Stored data
== == ==
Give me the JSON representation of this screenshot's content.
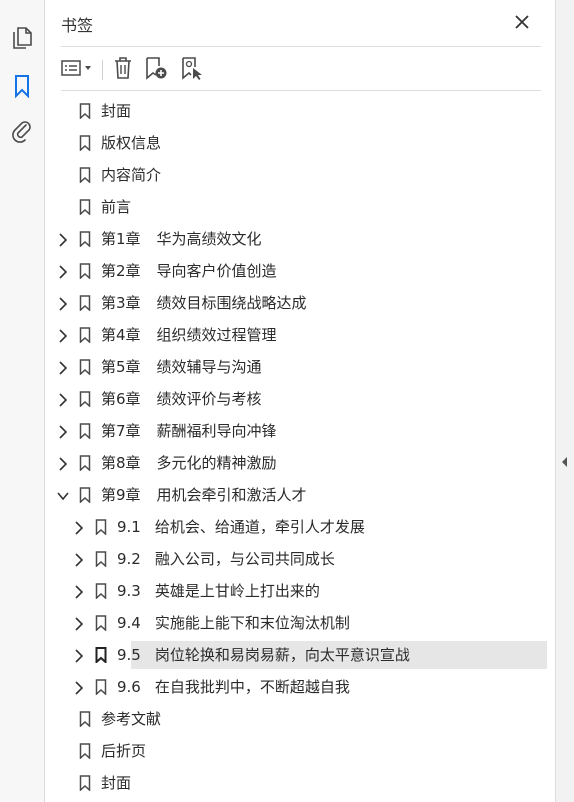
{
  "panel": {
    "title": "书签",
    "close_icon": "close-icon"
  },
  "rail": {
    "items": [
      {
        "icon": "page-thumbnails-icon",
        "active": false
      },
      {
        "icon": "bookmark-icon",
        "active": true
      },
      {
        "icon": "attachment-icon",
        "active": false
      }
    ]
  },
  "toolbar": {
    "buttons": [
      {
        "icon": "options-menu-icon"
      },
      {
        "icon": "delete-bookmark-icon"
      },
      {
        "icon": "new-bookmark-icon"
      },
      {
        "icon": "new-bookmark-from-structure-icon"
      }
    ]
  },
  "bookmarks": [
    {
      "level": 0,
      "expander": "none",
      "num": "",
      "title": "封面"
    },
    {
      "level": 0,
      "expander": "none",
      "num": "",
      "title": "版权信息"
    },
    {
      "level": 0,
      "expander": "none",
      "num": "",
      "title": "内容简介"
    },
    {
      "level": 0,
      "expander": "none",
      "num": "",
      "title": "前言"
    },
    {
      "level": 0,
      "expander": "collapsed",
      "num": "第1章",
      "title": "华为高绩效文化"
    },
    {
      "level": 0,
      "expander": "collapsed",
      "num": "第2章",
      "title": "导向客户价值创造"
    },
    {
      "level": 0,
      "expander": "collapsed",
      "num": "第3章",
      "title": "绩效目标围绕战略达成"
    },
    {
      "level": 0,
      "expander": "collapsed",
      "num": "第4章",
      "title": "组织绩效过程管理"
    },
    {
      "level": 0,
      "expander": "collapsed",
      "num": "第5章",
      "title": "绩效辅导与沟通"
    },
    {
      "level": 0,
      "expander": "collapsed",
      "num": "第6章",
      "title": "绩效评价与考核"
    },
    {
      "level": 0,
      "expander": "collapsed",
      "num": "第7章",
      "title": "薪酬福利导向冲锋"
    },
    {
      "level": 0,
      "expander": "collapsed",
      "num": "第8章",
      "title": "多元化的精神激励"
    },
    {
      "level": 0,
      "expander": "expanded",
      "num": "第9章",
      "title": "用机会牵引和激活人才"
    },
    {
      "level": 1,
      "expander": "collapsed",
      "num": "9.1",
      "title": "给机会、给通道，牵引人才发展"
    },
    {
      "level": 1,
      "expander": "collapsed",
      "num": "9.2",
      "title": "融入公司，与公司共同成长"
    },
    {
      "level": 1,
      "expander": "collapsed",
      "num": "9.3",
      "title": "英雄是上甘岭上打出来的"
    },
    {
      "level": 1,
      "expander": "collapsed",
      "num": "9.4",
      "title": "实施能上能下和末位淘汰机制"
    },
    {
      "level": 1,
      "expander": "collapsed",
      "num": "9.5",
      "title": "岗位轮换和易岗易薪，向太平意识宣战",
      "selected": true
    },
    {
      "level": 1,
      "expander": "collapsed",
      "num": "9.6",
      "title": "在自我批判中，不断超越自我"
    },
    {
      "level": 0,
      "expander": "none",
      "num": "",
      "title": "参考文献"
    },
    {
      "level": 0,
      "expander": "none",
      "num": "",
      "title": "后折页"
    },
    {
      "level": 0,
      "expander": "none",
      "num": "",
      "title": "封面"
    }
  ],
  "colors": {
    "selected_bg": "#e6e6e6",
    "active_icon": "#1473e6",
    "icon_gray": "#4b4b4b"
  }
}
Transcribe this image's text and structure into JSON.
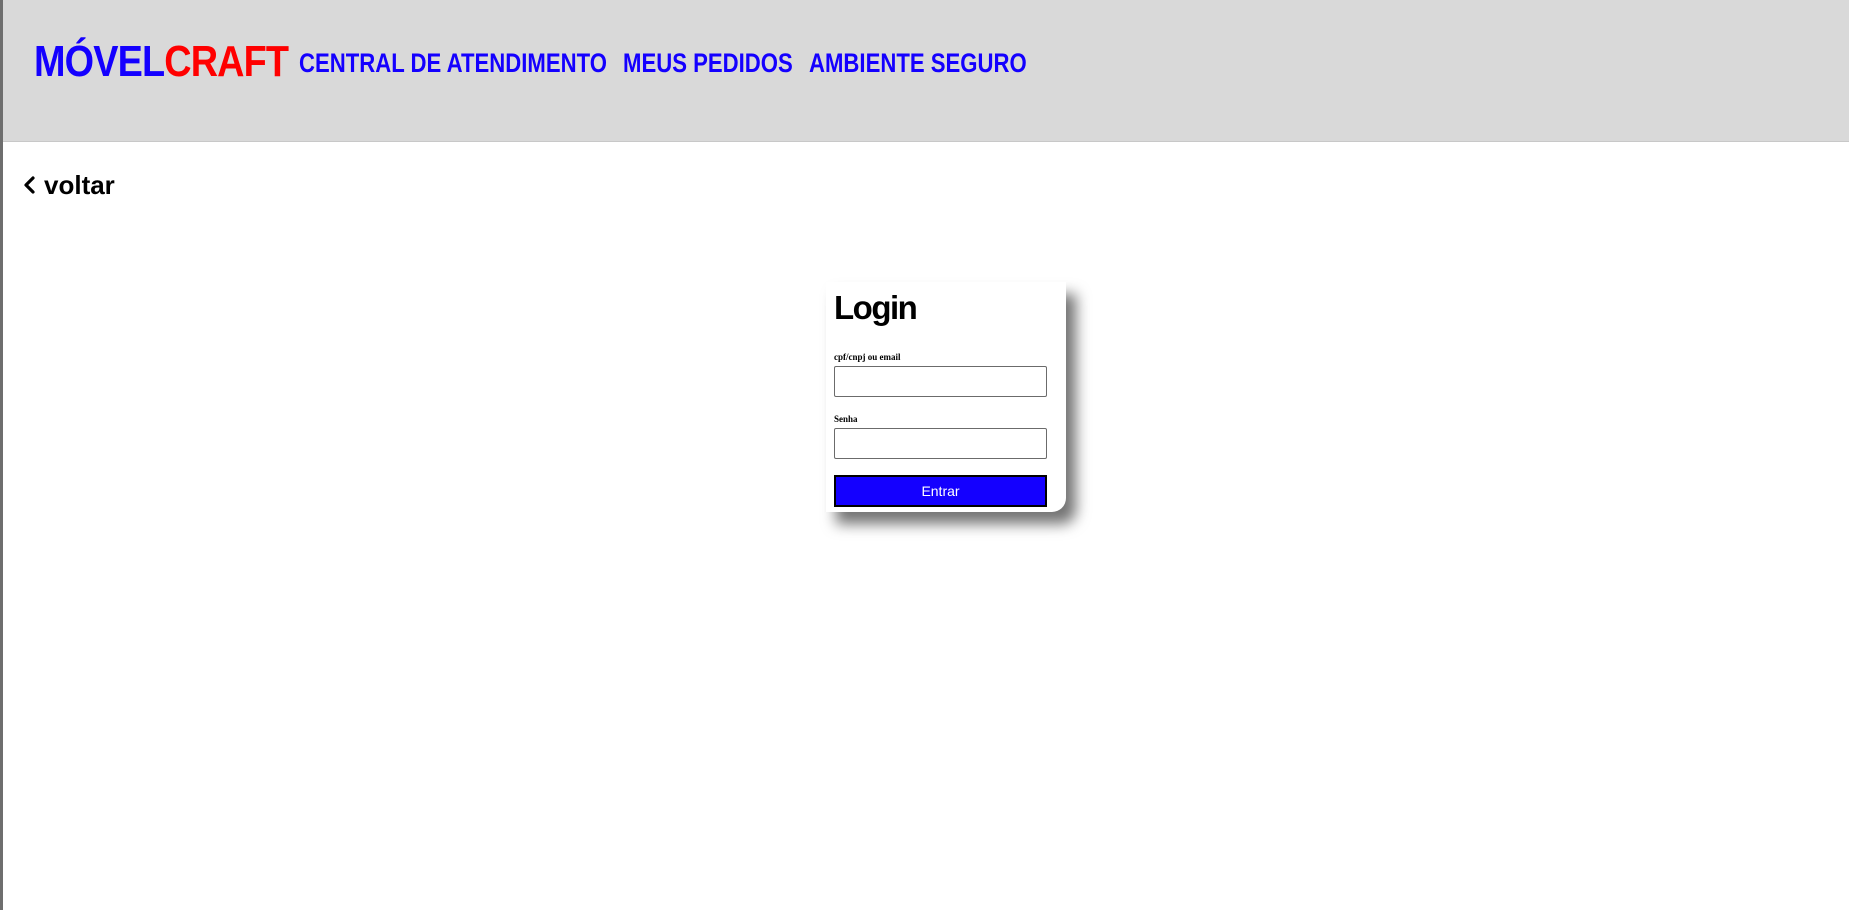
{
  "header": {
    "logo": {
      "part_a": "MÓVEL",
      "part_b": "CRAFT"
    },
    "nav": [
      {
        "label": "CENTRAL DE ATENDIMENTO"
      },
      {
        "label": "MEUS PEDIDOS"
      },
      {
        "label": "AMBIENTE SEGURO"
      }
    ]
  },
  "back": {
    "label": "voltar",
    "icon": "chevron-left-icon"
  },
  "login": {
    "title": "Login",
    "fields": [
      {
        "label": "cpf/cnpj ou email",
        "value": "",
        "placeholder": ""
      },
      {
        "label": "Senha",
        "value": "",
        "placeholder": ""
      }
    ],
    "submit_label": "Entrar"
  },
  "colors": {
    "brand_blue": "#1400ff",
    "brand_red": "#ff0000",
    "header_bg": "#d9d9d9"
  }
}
== == ==
→ What you are asked to do:
Repeat the material exactly as it reads, without any of its pictures.

→ Response:
Give me the JSON representation of this screenshot's content.
{
  "panel": {
    "title": "书签",
    "close_icon": "close-icon"
  },
  "rail": {
    "items": [
      {
        "icon": "page-thumbnails-icon",
        "active": false
      },
      {
        "icon": "bookmark-icon",
        "active": true
      },
      {
        "icon": "attachment-icon",
        "active": false
      }
    ]
  },
  "toolbar": {
    "buttons": [
      {
        "icon": "options-menu-icon"
      },
      {
        "icon": "delete-bookmark-icon"
      },
      {
        "icon": "new-bookmark-icon"
      },
      {
        "icon": "new-bookmark-from-structure-icon"
      }
    ]
  },
  "bookmarks": [
    {
      "level": 0,
      "expander": "none",
      "num": "",
      "title": "封面"
    },
    {
      "level": 0,
      "expander": "none",
      "num": "",
      "title": "版权信息"
    },
    {
      "level": 0,
      "expander": "none",
      "num": "",
      "title": "内容简介"
    },
    {
      "level": 0,
      "expander": "none",
      "num": "",
      "title": "前言"
    },
    {
      "level": 0,
      "expander": "collapsed",
      "num": "第1章",
      "title": "华为高绩效文化"
    },
    {
      "level": 0,
      "expander": "collapsed",
      "num": "第2章",
      "title": "导向客户价值创造"
    },
    {
      "level": 0,
      "expander": "collapsed",
      "num": "第3章",
      "title": "绩效目标围绕战略达成"
    },
    {
      "level": 0,
      "expander": "collapsed",
      "num": "第4章",
      "title": "组织绩效过程管理"
    },
    {
      "level": 0,
      "expander": "collapsed",
      "num": "第5章",
      "title": "绩效辅导与沟通"
    },
    {
      "level": 0,
      "expander": "collapsed",
      "num": "第6章",
      "title": "绩效评价与考核"
    },
    {
      "level": 0,
      "expander": "collapsed",
      "num": "第7章",
      "title": "薪酬福利导向冲锋"
    },
    {
      "level": 0,
      "expander": "collapsed",
      "num": "第8章",
      "title": "多元化的精神激励"
    },
    {
      "level": 0,
      "expander": "expanded",
      "num": "第9章",
      "title": "用机会牵引和激活人才"
    },
    {
      "level": 1,
      "expander": "collapsed",
      "num": "9.1",
      "title": "给机会、给通道，牵引人才发展"
    },
    {
      "level": 1,
      "expander": "collapsed",
      "num": "9.2",
      "title": "融入公司，与公司共同成长"
    },
    {
      "level": 1,
      "expander": "collapsed",
      "num": "9.3",
      "title": "英雄是上甘岭上打出来的"
    },
    {
      "level": 1,
      "expander": "collapsed",
      "num": "9.4",
      "title": "实施能上能下和末位淘汰机制"
    },
    {
      "level": 1,
      "expander": "collapsed",
      "num": "9.5",
      "title": "岗位轮换和易岗易薪，向太平意识宣战",
      "selected": true
    },
    {
      "level": 1,
      "expander": "collapsed",
      "num": "9.6",
      "title": "在自我批判中，不断超越自我"
    },
    {
      "level": 0,
      "expander": "none",
      "num": "",
      "title": "参考文献"
    },
    {
      "level": 0,
      "expander": "none",
      "num": "",
      "title": "后折页"
    },
    {
      "level": 0,
      "expander": "none",
      "num": "",
      "title": "封面"
    }
  ],
  "colors": {
    "selected_bg": "#e6e6e6",
    "active_icon": "#1473e6",
    "icon_gray": "#4b4b4b"
  }
}
Transcribe this image's text and structure into JSON.
{
  "header": {
    "logo": {
      "part_a": "MÓVEL",
      "part_b": "CRAFT"
    },
    "nav": [
      {
        "label": "CENTRAL DE ATENDIMENTO"
      },
      {
        "label": "MEUS PEDIDOS"
      },
      {
        "label": "AMBIENTE SEGURO"
      }
    ]
  },
  "back": {
    "label": "voltar",
    "icon": "chevron-left-icon"
  },
  "login": {
    "title": "Login",
    "fields": [
      {
        "label": "cpf/cnpj ou email",
        "value": "",
        "placeholder": ""
      },
      {
        "label": "Senha",
        "value": "",
        "placeholder": ""
      }
    ],
    "submit_label": "Entrar"
  },
  "colors": {
    "brand_blue": "#1400ff",
    "brand_red": "#ff0000",
    "header_bg": "#d9d9d9"
  }
}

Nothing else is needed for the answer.